§ WHAT IS REQUIRED: Pick out the lines containing "Henriques".

§ INPUT FOR THIS TASK:
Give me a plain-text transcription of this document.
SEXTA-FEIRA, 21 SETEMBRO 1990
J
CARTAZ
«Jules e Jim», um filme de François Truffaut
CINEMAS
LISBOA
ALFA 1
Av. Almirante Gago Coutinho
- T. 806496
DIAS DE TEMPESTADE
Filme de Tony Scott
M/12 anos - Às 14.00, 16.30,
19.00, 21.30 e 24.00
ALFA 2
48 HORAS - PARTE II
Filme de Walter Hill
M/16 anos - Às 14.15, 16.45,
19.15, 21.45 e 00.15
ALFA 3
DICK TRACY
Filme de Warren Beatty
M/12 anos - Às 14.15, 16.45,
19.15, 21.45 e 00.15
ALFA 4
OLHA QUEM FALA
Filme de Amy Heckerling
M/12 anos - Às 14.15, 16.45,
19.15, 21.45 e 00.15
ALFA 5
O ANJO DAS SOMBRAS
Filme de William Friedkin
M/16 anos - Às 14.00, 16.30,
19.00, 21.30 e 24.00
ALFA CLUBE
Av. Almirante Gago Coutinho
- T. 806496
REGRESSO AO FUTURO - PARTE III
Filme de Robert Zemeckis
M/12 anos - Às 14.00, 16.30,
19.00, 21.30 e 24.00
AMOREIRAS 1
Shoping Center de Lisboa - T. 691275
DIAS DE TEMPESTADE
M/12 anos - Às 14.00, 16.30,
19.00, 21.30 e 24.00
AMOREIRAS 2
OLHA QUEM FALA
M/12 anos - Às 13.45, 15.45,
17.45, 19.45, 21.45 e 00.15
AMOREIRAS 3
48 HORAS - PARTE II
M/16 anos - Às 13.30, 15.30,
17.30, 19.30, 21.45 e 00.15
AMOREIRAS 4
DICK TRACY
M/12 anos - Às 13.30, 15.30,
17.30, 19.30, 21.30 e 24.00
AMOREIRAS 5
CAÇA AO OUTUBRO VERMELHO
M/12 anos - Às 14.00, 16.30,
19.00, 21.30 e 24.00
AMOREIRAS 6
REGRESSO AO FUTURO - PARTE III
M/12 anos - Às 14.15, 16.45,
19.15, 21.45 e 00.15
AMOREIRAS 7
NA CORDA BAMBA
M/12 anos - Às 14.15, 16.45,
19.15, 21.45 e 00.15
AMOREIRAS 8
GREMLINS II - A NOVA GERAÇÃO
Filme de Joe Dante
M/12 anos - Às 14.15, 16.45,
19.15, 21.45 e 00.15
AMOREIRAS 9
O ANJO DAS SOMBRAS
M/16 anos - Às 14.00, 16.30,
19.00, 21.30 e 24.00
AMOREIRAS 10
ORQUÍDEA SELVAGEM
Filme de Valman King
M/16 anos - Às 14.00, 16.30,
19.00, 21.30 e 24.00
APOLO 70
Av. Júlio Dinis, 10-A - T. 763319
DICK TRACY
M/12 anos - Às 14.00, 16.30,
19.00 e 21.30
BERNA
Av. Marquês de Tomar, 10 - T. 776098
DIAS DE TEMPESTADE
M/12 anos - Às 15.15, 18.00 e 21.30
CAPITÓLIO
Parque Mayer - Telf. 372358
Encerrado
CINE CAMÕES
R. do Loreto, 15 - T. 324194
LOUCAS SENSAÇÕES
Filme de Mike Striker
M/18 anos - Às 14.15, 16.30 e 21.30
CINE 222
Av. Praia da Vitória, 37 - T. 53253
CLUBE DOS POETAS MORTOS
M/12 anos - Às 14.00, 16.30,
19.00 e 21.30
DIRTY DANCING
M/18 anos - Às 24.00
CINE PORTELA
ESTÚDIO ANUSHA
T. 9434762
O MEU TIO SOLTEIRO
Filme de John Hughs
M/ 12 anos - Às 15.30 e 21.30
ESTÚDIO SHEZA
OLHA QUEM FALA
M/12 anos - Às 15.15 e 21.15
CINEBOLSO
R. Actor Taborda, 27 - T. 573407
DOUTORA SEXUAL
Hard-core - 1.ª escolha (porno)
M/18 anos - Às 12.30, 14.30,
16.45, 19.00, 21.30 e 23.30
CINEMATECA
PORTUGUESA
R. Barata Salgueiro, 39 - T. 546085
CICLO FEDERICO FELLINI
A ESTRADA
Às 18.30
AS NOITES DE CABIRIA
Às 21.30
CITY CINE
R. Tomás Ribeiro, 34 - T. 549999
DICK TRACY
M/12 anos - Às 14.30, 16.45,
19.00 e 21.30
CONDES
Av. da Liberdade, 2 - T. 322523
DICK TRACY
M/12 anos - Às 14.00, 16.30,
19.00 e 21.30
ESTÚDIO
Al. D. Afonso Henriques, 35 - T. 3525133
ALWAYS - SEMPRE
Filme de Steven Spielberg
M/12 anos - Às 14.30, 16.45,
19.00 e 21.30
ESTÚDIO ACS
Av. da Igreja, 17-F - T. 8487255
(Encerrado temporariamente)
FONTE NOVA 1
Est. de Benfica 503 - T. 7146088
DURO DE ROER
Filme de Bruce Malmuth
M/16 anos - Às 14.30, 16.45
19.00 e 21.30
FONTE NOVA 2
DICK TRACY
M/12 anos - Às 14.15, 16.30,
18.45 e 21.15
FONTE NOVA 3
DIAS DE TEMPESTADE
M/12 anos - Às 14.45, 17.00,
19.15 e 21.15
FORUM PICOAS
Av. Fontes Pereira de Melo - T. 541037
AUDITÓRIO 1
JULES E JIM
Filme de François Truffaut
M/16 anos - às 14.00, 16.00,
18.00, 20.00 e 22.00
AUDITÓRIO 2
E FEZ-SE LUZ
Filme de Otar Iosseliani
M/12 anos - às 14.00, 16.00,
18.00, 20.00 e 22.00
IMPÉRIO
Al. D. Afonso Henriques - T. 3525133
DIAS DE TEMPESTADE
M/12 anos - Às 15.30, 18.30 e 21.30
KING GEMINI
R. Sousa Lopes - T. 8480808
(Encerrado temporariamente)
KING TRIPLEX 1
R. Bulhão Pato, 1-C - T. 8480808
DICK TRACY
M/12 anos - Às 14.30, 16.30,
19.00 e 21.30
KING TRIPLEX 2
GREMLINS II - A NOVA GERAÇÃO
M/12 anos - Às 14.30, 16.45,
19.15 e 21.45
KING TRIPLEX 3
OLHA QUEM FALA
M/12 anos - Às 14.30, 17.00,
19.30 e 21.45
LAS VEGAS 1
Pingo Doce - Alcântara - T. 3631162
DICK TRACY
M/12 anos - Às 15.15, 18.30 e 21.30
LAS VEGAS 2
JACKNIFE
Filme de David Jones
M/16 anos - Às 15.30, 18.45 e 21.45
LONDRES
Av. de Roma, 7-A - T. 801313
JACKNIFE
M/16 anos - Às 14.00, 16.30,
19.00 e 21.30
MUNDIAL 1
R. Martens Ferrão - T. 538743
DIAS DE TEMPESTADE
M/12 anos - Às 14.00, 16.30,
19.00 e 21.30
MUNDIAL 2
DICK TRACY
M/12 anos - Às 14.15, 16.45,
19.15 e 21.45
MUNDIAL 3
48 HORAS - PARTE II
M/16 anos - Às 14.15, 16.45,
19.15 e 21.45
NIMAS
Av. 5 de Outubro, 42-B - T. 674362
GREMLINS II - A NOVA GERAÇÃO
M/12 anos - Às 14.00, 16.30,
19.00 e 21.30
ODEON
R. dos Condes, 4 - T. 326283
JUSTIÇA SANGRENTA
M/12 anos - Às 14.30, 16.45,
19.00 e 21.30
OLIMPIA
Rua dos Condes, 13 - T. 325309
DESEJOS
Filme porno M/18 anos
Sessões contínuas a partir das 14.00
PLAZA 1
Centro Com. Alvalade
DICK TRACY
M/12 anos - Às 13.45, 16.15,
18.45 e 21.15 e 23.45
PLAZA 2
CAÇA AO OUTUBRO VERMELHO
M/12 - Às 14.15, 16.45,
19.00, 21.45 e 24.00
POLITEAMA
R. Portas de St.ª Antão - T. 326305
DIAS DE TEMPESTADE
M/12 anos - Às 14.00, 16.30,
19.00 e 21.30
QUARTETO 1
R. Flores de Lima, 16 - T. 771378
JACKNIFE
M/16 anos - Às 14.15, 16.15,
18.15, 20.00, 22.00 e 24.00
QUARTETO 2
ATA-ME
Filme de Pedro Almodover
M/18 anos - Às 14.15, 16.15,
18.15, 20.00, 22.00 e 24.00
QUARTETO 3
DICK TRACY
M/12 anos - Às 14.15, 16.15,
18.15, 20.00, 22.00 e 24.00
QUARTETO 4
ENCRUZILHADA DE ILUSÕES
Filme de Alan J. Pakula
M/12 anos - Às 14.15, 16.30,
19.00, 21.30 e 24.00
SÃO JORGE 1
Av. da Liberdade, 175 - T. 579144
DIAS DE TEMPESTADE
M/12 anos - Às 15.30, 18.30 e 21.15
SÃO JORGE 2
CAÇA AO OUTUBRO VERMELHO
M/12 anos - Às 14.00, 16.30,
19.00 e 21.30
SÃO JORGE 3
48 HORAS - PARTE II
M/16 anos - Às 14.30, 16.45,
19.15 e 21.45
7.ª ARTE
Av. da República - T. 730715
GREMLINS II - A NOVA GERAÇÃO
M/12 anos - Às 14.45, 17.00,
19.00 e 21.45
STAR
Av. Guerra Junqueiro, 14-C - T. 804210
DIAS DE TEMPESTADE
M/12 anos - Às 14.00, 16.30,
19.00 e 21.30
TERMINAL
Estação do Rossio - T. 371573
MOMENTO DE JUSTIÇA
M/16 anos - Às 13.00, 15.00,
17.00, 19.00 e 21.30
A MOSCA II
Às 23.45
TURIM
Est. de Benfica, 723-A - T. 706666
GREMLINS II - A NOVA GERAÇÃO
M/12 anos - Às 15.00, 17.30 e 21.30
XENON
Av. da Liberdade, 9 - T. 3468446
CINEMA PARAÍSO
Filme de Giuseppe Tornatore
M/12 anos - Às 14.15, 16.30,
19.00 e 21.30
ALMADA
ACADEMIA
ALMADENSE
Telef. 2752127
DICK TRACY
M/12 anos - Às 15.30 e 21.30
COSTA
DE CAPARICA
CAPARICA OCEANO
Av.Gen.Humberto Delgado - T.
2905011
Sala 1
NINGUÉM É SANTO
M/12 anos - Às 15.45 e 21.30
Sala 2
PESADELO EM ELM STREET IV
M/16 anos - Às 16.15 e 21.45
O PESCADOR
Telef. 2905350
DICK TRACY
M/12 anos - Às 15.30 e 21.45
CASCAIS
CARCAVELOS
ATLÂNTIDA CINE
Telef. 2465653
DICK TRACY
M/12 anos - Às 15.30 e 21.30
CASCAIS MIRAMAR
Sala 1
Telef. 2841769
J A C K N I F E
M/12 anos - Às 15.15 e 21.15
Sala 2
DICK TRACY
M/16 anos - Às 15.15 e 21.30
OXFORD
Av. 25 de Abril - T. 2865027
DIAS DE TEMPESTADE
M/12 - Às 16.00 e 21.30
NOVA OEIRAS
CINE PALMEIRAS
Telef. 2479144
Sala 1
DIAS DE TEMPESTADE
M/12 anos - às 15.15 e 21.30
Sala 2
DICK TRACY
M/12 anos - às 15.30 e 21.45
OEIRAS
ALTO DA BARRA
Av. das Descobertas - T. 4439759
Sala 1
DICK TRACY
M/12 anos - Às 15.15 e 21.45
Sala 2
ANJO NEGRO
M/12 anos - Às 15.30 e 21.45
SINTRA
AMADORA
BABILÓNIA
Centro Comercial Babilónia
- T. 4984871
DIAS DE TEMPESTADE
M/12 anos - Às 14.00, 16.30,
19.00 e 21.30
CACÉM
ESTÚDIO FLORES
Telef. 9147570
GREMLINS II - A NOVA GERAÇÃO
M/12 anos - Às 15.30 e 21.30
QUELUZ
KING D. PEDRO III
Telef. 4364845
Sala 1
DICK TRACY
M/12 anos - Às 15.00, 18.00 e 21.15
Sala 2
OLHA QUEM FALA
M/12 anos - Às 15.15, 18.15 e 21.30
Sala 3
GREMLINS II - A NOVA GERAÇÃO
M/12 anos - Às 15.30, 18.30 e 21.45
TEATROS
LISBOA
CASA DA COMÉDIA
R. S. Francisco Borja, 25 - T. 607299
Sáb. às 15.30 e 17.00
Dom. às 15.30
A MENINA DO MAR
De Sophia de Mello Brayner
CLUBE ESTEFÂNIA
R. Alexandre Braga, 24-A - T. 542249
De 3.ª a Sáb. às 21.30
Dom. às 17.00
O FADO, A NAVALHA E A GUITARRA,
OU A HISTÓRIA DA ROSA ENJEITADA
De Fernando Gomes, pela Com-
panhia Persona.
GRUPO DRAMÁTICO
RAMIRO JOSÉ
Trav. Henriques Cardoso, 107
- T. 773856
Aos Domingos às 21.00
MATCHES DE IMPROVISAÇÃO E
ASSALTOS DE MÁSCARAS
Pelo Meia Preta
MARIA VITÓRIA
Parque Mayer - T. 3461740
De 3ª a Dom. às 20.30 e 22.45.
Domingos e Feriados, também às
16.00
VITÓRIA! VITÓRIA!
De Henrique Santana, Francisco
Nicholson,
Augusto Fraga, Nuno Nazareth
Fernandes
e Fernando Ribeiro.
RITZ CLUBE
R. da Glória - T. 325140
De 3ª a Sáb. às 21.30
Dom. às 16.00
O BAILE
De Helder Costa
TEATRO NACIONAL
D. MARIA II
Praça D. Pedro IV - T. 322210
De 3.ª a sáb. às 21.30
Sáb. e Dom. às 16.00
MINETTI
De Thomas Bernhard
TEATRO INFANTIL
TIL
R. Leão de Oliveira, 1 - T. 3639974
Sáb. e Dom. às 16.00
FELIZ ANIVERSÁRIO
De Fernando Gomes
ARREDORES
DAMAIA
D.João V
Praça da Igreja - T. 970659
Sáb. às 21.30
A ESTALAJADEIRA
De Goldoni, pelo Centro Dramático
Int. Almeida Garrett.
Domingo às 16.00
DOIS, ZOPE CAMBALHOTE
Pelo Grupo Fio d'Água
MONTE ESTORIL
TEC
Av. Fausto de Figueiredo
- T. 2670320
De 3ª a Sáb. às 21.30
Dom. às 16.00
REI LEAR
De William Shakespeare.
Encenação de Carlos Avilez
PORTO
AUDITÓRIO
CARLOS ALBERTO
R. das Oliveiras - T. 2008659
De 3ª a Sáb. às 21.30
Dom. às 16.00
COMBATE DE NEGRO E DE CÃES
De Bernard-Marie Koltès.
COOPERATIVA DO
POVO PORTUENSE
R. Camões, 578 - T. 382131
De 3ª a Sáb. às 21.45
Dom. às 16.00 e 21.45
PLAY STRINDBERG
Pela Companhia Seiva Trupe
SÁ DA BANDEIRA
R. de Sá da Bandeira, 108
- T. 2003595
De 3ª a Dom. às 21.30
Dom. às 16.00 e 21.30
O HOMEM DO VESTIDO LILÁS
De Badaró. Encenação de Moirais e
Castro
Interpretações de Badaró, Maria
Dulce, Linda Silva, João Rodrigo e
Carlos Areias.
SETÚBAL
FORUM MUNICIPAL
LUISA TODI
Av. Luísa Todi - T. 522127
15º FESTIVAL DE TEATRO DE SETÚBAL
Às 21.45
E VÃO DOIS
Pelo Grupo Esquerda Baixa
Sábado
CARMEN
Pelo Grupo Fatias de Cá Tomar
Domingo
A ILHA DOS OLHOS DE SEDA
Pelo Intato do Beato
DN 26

§ OUTPUT FOR THIS EXERCISE:
Al. D. Afonso Henriques, 35 - T. 3525133
Al. D. Afonso Henriques - T. 3525133
Trav. Henriques Cardoso, 107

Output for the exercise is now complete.